* Task brief:
Take every line from the material that has the word "type" in it.

* Material for the task:
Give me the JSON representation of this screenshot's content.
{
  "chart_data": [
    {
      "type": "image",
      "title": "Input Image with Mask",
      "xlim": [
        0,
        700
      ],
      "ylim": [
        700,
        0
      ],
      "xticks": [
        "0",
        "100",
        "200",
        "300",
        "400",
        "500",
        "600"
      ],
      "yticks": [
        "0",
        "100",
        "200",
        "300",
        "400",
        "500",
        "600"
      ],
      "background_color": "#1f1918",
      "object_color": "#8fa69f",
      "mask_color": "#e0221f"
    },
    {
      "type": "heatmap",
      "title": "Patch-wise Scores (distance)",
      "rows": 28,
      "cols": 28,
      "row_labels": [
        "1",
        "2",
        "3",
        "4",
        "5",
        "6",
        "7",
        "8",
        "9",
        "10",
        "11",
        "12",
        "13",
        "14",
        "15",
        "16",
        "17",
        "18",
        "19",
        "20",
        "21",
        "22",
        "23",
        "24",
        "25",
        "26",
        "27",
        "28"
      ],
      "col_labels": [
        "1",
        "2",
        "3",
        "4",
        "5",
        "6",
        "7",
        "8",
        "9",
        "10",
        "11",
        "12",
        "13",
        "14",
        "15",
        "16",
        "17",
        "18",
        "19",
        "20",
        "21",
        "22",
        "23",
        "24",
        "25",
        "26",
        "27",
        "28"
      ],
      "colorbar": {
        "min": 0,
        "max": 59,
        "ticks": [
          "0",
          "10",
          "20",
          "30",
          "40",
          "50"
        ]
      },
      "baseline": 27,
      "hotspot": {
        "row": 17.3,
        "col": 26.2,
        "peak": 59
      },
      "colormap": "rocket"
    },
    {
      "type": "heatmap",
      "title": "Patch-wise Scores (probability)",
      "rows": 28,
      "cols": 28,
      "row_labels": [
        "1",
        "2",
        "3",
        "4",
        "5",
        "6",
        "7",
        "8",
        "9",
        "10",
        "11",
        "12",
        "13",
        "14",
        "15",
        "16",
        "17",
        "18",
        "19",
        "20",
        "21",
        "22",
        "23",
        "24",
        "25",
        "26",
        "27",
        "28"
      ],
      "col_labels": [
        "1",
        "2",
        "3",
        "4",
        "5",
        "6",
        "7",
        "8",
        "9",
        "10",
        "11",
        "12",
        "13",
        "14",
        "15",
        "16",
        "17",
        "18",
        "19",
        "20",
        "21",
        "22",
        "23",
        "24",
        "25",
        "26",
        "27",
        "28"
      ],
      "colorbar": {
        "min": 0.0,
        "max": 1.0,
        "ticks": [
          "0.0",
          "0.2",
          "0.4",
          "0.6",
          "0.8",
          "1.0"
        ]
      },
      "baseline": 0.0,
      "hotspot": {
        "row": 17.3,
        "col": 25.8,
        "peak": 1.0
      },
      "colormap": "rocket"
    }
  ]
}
==
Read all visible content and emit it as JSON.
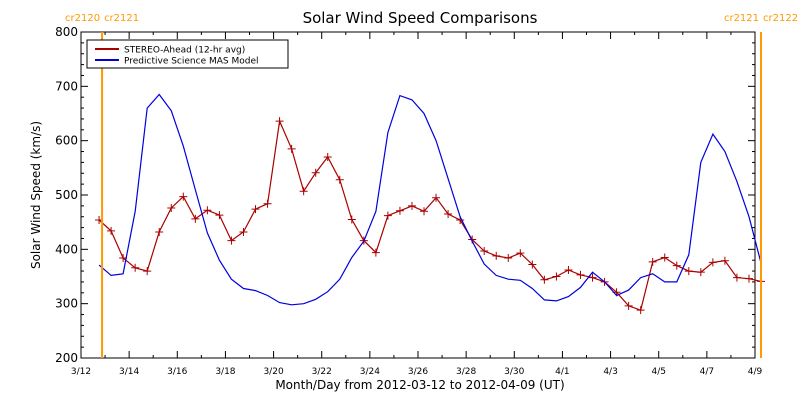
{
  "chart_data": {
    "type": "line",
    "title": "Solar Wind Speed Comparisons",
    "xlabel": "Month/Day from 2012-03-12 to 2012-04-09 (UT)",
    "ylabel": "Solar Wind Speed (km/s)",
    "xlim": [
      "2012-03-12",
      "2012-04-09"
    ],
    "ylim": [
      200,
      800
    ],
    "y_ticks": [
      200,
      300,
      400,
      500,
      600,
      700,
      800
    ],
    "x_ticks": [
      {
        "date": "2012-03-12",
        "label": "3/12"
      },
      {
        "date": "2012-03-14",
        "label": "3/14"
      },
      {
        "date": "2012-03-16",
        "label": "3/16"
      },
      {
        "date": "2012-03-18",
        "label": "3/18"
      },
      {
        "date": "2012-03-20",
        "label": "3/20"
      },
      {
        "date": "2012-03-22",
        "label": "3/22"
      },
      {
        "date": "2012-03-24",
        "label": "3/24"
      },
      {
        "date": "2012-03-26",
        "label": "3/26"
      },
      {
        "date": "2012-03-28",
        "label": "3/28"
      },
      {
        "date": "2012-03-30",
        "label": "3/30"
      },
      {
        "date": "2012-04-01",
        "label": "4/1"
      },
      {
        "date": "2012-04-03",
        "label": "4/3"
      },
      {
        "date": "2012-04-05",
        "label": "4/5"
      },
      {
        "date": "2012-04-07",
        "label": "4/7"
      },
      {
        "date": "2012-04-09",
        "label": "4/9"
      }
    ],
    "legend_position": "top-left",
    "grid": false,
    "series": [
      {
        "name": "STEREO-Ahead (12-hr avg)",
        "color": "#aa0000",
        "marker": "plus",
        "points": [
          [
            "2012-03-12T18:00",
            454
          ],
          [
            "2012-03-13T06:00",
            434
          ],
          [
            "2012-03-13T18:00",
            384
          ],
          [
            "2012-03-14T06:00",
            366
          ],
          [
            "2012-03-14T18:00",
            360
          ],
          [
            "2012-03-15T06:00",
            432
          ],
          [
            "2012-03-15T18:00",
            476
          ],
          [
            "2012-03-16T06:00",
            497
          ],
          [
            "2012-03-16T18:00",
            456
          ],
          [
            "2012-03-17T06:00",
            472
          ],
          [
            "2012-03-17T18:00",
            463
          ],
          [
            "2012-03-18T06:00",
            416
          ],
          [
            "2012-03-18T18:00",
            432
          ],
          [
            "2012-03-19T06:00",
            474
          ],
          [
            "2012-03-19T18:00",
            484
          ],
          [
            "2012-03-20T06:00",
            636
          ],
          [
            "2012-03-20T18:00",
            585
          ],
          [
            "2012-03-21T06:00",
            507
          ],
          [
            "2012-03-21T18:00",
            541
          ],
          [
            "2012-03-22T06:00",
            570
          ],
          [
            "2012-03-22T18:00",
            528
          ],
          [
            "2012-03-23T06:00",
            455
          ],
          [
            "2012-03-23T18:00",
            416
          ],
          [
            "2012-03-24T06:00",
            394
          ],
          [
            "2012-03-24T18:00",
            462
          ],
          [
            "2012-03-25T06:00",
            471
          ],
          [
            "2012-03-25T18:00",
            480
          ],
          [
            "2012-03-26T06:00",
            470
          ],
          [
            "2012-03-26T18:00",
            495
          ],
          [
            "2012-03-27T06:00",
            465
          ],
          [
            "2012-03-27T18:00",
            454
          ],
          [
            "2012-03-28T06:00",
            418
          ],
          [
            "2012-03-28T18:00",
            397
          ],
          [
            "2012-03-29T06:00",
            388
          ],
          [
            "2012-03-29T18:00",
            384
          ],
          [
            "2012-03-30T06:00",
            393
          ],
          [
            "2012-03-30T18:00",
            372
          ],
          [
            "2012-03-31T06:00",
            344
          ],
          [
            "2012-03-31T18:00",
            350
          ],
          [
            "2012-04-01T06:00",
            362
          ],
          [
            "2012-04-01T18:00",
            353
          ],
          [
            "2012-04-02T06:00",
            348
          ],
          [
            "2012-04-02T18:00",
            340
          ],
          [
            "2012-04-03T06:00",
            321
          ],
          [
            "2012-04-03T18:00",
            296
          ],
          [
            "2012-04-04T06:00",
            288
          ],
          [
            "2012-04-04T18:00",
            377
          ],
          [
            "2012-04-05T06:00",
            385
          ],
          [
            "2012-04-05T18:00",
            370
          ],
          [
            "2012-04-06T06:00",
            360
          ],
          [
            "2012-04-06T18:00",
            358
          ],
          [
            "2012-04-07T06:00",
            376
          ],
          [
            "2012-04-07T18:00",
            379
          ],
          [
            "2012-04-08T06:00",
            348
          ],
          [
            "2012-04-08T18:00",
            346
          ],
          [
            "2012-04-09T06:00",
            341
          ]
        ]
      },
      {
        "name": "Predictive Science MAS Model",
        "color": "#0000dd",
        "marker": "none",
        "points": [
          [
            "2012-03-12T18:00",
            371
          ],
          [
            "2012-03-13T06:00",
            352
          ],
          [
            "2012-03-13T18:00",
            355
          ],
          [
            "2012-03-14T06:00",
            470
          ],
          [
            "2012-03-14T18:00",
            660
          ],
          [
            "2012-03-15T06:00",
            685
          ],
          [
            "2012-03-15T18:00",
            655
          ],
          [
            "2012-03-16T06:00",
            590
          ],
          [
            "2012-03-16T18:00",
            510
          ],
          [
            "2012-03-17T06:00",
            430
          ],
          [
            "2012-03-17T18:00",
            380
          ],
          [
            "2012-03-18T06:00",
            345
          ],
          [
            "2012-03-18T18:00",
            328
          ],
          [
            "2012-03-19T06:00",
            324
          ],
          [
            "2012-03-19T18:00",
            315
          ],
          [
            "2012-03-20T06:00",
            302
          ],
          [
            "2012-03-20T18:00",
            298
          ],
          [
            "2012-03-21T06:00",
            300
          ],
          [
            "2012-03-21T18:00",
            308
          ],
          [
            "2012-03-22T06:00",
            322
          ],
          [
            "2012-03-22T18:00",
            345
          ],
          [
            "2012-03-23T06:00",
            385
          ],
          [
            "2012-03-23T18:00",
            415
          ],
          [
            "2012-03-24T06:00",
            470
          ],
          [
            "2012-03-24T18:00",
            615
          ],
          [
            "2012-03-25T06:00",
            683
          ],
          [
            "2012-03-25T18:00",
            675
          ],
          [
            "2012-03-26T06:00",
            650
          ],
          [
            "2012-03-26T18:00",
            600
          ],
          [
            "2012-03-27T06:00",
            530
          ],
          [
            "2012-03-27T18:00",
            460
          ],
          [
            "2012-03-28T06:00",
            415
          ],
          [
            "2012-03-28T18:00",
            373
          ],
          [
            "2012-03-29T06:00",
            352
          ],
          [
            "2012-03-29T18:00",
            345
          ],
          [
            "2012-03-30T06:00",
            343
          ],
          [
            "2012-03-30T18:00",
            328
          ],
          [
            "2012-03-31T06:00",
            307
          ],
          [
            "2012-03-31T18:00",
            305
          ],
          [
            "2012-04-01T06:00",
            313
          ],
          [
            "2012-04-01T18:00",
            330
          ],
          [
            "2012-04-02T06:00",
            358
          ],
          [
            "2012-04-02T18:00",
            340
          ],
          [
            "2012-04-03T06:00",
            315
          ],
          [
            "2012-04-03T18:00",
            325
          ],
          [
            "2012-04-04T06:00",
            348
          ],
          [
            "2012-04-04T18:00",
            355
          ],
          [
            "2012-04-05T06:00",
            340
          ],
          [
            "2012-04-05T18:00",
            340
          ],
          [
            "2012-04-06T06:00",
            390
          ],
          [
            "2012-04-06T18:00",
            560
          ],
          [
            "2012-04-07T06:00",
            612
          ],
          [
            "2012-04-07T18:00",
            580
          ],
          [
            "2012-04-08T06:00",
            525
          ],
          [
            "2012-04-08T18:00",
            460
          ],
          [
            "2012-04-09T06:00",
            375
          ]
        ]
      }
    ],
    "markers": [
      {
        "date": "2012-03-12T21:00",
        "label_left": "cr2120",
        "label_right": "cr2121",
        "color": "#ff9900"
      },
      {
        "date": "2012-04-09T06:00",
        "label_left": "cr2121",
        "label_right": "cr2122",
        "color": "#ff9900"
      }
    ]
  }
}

* Answer below:
      "type": "image",
      "type": "heatmap",
      "type": "heatmap",
    "type": "line",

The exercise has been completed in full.